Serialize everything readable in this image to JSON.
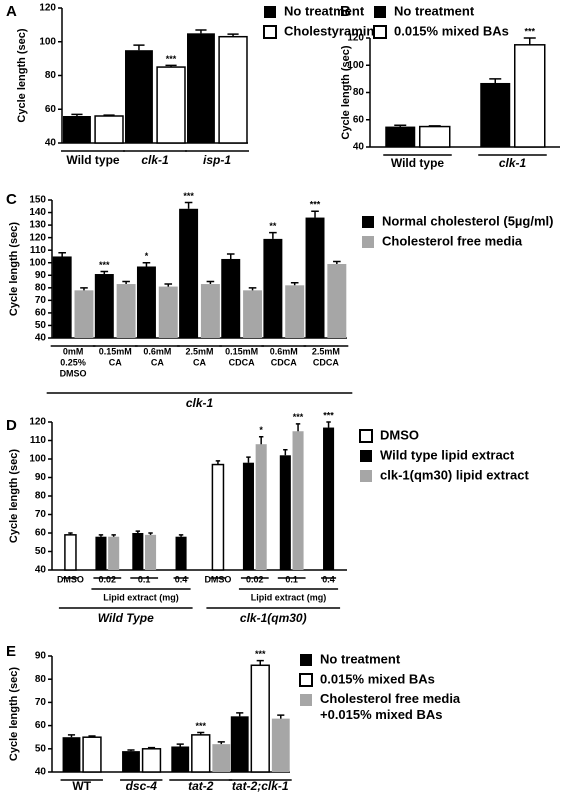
{
  "chart_data": [
    {
      "type": "bar",
      "panel": "A",
      "y_label": "Cycle length (sec)",
      "categories": [
        "Wild type",
        "clk-1",
        "isp-1"
      ],
      "series": [
        {
          "name": "No treatment",
          "color": "#000000",
          "values": [
            56,
            95,
            105
          ],
          "errors": [
            1,
            3,
            2
          ],
          "significance": [
            null,
            null,
            null
          ]
        },
        {
          "name": "Cholestyramine",
          "color": "#ffffff",
          "values": [
            56,
            85,
            103
          ],
          "errors": [
            0.5,
            1,
            1.5
          ],
          "significance": [
            null,
            "***",
            null
          ]
        }
      ],
      "ylim": [
        40,
        120
      ],
      "yticks": [
        40,
        60,
        80,
        100,
        120
      ]
    },
    {
      "type": "bar",
      "panel": "B",
      "y_label": "Cycle length (sec)",
      "categories": [
        "Wild type",
        "clk-1"
      ],
      "series": [
        {
          "name": "No treatment",
          "color": "#000000",
          "values": [
            55,
            87
          ],
          "errors": [
            1,
            3
          ],
          "significance": [
            null,
            null
          ]
        },
        {
          "name": "0.015% mixed BAs",
          "color": "#ffffff",
          "values": [
            55,
            115
          ],
          "errors": [
            0.5,
            5
          ],
          "significance": [
            null,
            "***"
          ]
        }
      ],
      "ylim": [
        40,
        120
      ],
      "yticks": [
        40,
        60,
        80,
        100,
        120
      ]
    },
    {
      "type": "bar",
      "panel": "C",
      "y_label": "Cycle length (sec)",
      "categories": [
        [
          "0mM",
          "0.25%",
          "DMSO"
        ],
        [
          "0.15mM",
          "CA"
        ],
        [
          "0.6mM",
          "CA"
        ],
        [
          "2.5mM",
          "CA"
        ],
        [
          "0.15mM",
          "CDCA"
        ],
        [
          "0.6mM",
          "CDCA"
        ],
        [
          "2.5mM",
          "CDCA"
        ]
      ],
      "group_labels": [
        "clk-1"
      ],
      "series": [
        {
          "name": "Normal cholesterol (5µg/ml)",
          "color": "#000000",
          "values": [
            105,
            91,
            97,
            143,
            103,
            119,
            136
          ],
          "errors": [
            3,
            2,
            3,
            5,
            4,
            5,
            5
          ],
          "significance": [
            null,
            "***",
            "*",
            "***",
            null,
            "**",
            "***"
          ]
        },
        {
          "name": "Cholesterol free media",
          "color": "#a6a6a6",
          "values": [
            78,
            83,
            81,
            83,
            78,
            82,
            99
          ],
          "errors": [
            2,
            2,
            2,
            2,
            2,
            2,
            2
          ],
          "significance": [
            null,
            null,
            null,
            null,
            null,
            null,
            null
          ]
        }
      ],
      "ylim": [
        40,
        150
      ],
      "yticks": [
        40,
        50,
        60,
        70,
        80,
        90,
        100,
        110,
        120,
        130,
        140,
        150
      ]
    },
    {
      "type": "bar",
      "panel": "D",
      "y_label": "Cycle length (sec)",
      "categories": [
        "DMSO",
        "0.02",
        "0.1",
        "0.4",
        "DMSO",
        "0.02",
        "0.1",
        "0.4"
      ],
      "sub_labels": [
        "Lipid extract (mg)",
        "Lipid extract (mg)"
      ],
      "group_labels": [
        "Wild Type",
        "clk-1(qm30)"
      ],
      "series": [
        {
          "name": "DMSO",
          "color": "#ffffff",
          "values": [
            59,
            null,
            null,
            null,
            97,
            null,
            null,
            null
          ],
          "errors": [
            1,
            null,
            null,
            null,
            2,
            null,
            null,
            null
          ],
          "significance": [
            null,
            null,
            null,
            null,
            null,
            null,
            null,
            null
          ]
        },
        {
          "name": "Wild type lipid extract",
          "color": "#000000",
          "values": [
            null,
            58,
            60,
            58,
            null,
            98,
            102,
            117
          ],
          "errors": [
            null,
            1,
            1,
            1,
            null,
            3,
            3,
            3
          ],
          "significance": [
            null,
            null,
            null,
            null,
            null,
            null,
            null,
            "***"
          ]
        },
        {
          "name": "clk-1(qm30) lipid extract",
          "color": "#a6a6a6",
          "values": [
            null,
            58,
            59,
            null,
            null,
            108,
            115,
            null
          ],
          "errors": [
            null,
            1,
            1,
            null,
            null,
            4,
            4,
            null
          ],
          "significance": [
            null,
            null,
            null,
            null,
            null,
            "*",
            "***",
            null
          ]
        }
      ],
      "ylim": [
        40,
        120
      ],
      "yticks": [
        40,
        50,
        60,
        70,
        80,
        90,
        100,
        110,
        120
      ]
    },
    {
      "type": "bar",
      "panel": "E",
      "y_label": "Cycle length (sec)",
      "categories": [
        "WT",
        "dsc-4",
        "tat-2",
        "tat-2;clk-1"
      ],
      "series": [
        {
          "name": "No treatment",
          "color": "#000000",
          "values": [
            55,
            49,
            51,
            64
          ],
          "errors": [
            1,
            0.5,
            1,
            1.5
          ],
          "significance": [
            null,
            null,
            null,
            null
          ]
        },
        {
          "name": "0.015% mixed BAs",
          "color": "#ffffff",
          "values": [
            55,
            50,
            56,
            86
          ],
          "errors": [
            0.5,
            0.5,
            1,
            2
          ],
          "significance": [
            null,
            null,
            "***",
            "***"
          ]
        },
        {
          "name": "Cholesterol free media +0.015% mixed BAs",
          "color": "#a6a6a6",
          "values": [
            null,
            null,
            52,
            63
          ],
          "errors": [
            null,
            null,
            1,
            1.5
          ],
          "significance": [
            null,
            null,
            null,
            null
          ]
        }
      ],
      "ylim": [
        40,
        90
      ],
      "yticks": [
        40,
        50,
        60,
        70,
        80,
        90
      ]
    }
  ]
}
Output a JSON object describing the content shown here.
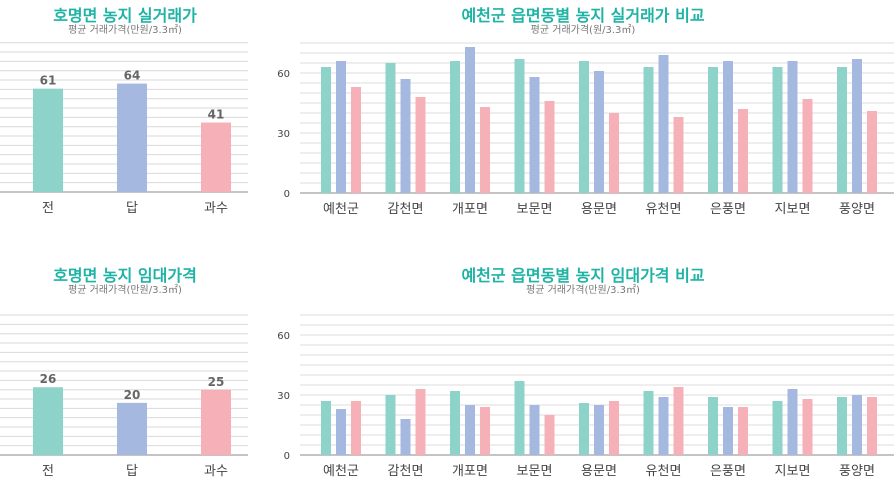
{
  "colors": {
    "title": "#1fb3a6",
    "series1": "#8dd3c9",
    "series2": "#a4b8e0",
    "series3": "#f5b0b8"
  },
  "charts": {
    "sale_hm": {
      "title": "호명면 농지 실거래가",
      "subtitle": "평균 거래가격(만원/3.3㎡)",
      "chart_data": {
        "type": "bar",
        "categories": [
          "전",
          "답",
          "과수"
        ],
        "values": [
          61,
          64,
          41
        ],
        "ylim": [
          0,
          85
        ],
        "grid": true,
        "data_labels": true
      }
    },
    "sale_cmp": {
      "title": "예천군 읍면동별 농지 실거래가 비교",
      "subtitle": "평균 거래가격(원/3.3㎡)",
      "chart_data": {
        "type": "bar",
        "categories": [
          "예천군",
          "감천면",
          "개포면",
          "보문면",
          "용문면",
          "유천면",
          "은풍면",
          "지보면",
          "풍양면"
        ],
        "series": [
          {
            "values": [
              63,
              65,
              66,
              67,
              66,
              63,
              63,
              63,
              63
            ]
          },
          {
            "values": [
              66,
              57,
              73,
              58,
              61,
              69,
              66,
              66,
              67
            ]
          },
          {
            "values": [
              53,
              48,
              43,
              46,
              40,
              38,
              42,
              47,
              41
            ]
          }
        ],
        "yticks": [
          "0",
          "30",
          "60"
        ],
        "ylim": [
          0,
          75
        ],
        "grid": true
      }
    },
    "rent_hm": {
      "title": "호명면 농지 임대가격",
      "subtitle": "평균 거래가격(만원/3.3㎡)",
      "chart_data": {
        "type": "bar",
        "categories": [
          "전",
          "답",
          "과수"
        ],
        "values": [
          26,
          20,
          25
        ],
        "ylim": [
          0,
          56
        ],
        "grid": true,
        "data_labels": true
      }
    },
    "rent_cmp": {
      "title": "예천군 읍면동별 농지 임대가격  비교",
      "subtitle": "평균 거래가격(만원/3.3㎡)",
      "chart_data": {
        "type": "bar",
        "categories": [
          "예천군",
          "감천면",
          "개포면",
          "보문면",
          "용문면",
          "유천면",
          "은풍면",
          "지보면",
          "풍양면"
        ],
        "series": [
          {
            "values": [
              27,
              30,
              32,
              37,
              26,
              32,
              29,
              27,
              29
            ]
          },
          {
            "values": [
              23,
              18,
              25,
              25,
              25,
              29,
              24,
              33,
              30
            ]
          },
          {
            "values": [
              27,
              33,
              24,
              20,
              27,
              34,
              24,
              28,
              29
            ]
          }
        ],
        "yticks": [
          "0",
          "30",
          "60"
        ],
        "ylim": [
          0,
          72
        ],
        "grid": true
      }
    }
  }
}
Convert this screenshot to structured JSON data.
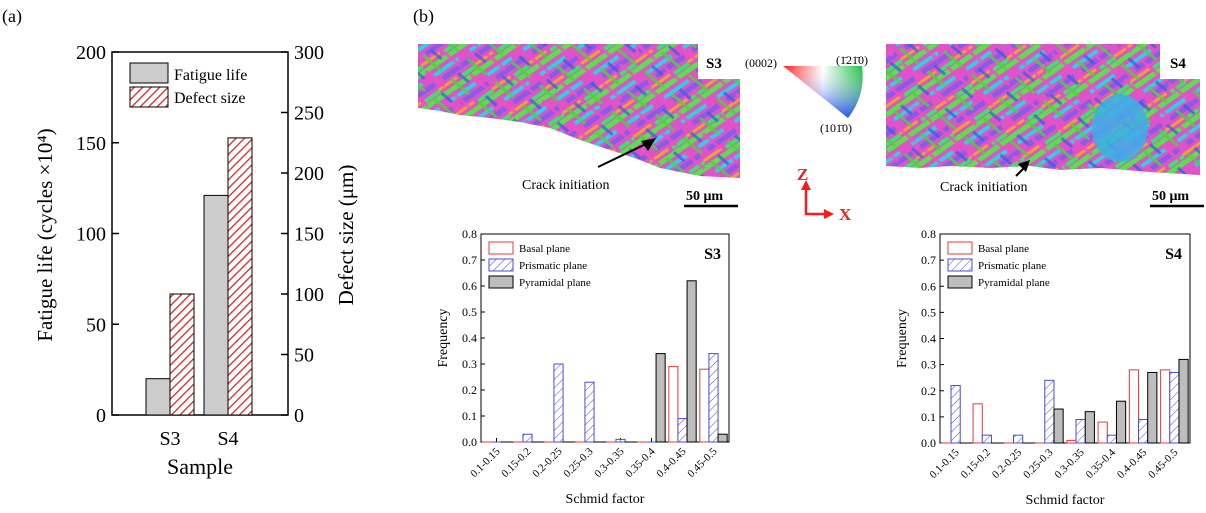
{
  "panels": {
    "a": {
      "label": "(a)"
    },
    "b": {
      "label": "(b)"
    }
  },
  "ebsd": {
    "map_labels": [
      "S3",
      "S4"
    ],
    "crack_label": "Crack initiation",
    "scale_label": "50 μm",
    "ipf": {
      "top_left": "(0002)",
      "top_right": "(1̄21̄0)",
      "bottom": "(101̄0)"
    },
    "axes": {
      "z": "Z",
      "x": "X"
    },
    "colors": {
      "axis_red": "#ff1a1a"
    }
  },
  "chart_data": [
    {
      "id": "fatigue",
      "type": "bar",
      "categories": [
        "S3",
        "S4"
      ],
      "xlabel": "Sample",
      "ylabel": "Fatigue life (cycles ×10⁴)",
      "ylabel2": "Defect size (μm)",
      "ylim": [
        0,
        200
      ],
      "ylim2": [
        0,
        300
      ],
      "yticks": [
        0,
        50,
        100,
        150,
        200
      ],
      "yticks2": [
        0,
        50,
        100,
        150,
        200,
        250,
        300
      ],
      "legend_position": "top-left",
      "series": [
        {
          "name": "Fatigue life",
          "axis": "left",
          "values": [
            20,
            121
          ],
          "fill": "#cccccc",
          "pattern": "none"
        },
        {
          "name": "Defect size",
          "axis": "right",
          "values": [
            100,
            229
          ],
          "fill": "#d62728",
          "pattern": "hatch"
        }
      ]
    },
    {
      "id": "schmid_s3",
      "type": "bar",
      "title": "S3",
      "categories": [
        "0.1-0.15",
        "0.15-0.2",
        "0.2-0.25",
        "0.25-0.3",
        "0.3-0.35",
        "0.35-0.4",
        "0.4-0.45",
        "0.45-0.5"
      ],
      "xlabel": "Schmid factor",
      "ylabel": "Frequency",
      "ylim": [
        0,
        0.8
      ],
      "yticks": [
        0.0,
        0.1,
        0.2,
        0.3,
        0.4,
        0.5,
        0.6,
        0.7,
        0.8
      ],
      "legend_position": "top-left",
      "series": [
        {
          "name": "Basal plane",
          "values": [
            0.0,
            0.0,
            0.0,
            0.0,
            0.0,
            0.0,
            0.29,
            0.28
          ],
          "color": "#e8393a",
          "pattern": "open"
        },
        {
          "name": "Prismatic plane",
          "values": [
            0.0,
            0.03,
            0.3,
            0.23,
            0.01,
            0.0,
            0.09,
            0.34
          ],
          "color": "#4a4ae0",
          "pattern": "hatch"
        },
        {
          "name": "Pyramidal plane",
          "values": [
            0.0,
            0.0,
            0.0,
            0.0,
            0.0,
            0.34,
            0.62,
            0.03
          ],
          "color": "#bdbdbd",
          "pattern": "solid"
        }
      ]
    },
    {
      "id": "schmid_s4",
      "type": "bar",
      "title": "S4",
      "categories": [
        "0.1-0.15",
        "0.15-0.2",
        "0.2-0.25",
        "0.25-0.3",
        "0.3-0.35",
        "0.35-0.4",
        "0.4-0.45",
        "0.45-0.5"
      ],
      "xlabel": "Schmid factor",
      "ylabel": "Frequency",
      "ylim": [
        0,
        0.8
      ],
      "yticks": [
        0.0,
        0.1,
        0.2,
        0.3,
        0.4,
        0.5,
        0.6,
        0.7,
        0.8
      ],
      "legend_position": "top-left",
      "series": [
        {
          "name": "Basal plane",
          "values": [
            0.0,
            0.15,
            0.0,
            0.0,
            0.01,
            0.08,
            0.28,
            0.28
          ],
          "color": "#e8393a",
          "pattern": "open"
        },
        {
          "name": "Prismatic plane",
          "values": [
            0.22,
            0.03,
            0.03,
            0.24,
            0.09,
            0.03,
            0.09,
            0.27
          ],
          "color": "#4a4ae0",
          "pattern": "hatch"
        },
        {
          "name": "Pyramidal plane",
          "values": [
            0.0,
            0.0,
            0.0,
            0.13,
            0.12,
            0.16,
            0.27,
            0.32
          ],
          "color": "#bdbdbd",
          "pattern": "solid"
        }
      ]
    }
  ]
}
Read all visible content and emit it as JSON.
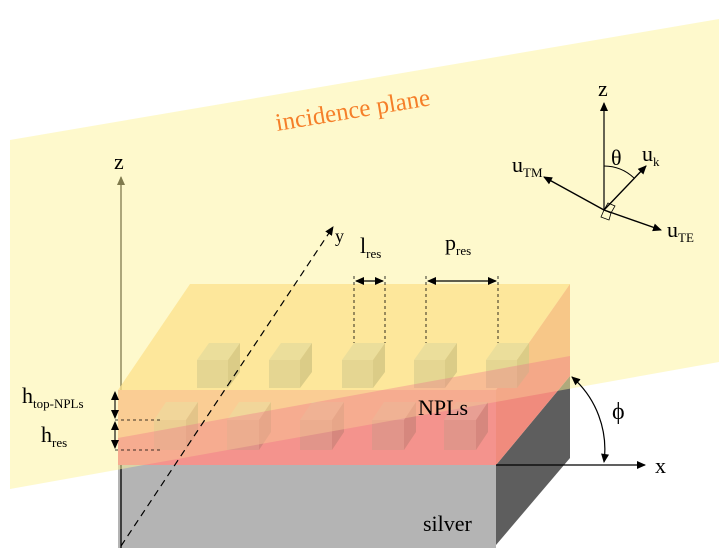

Directive >> Return each line of the listing that holds the string "content".

Answer to this problem >>
Output a JSON object describing the content shown here.
Read all visible content and emit it as JSON.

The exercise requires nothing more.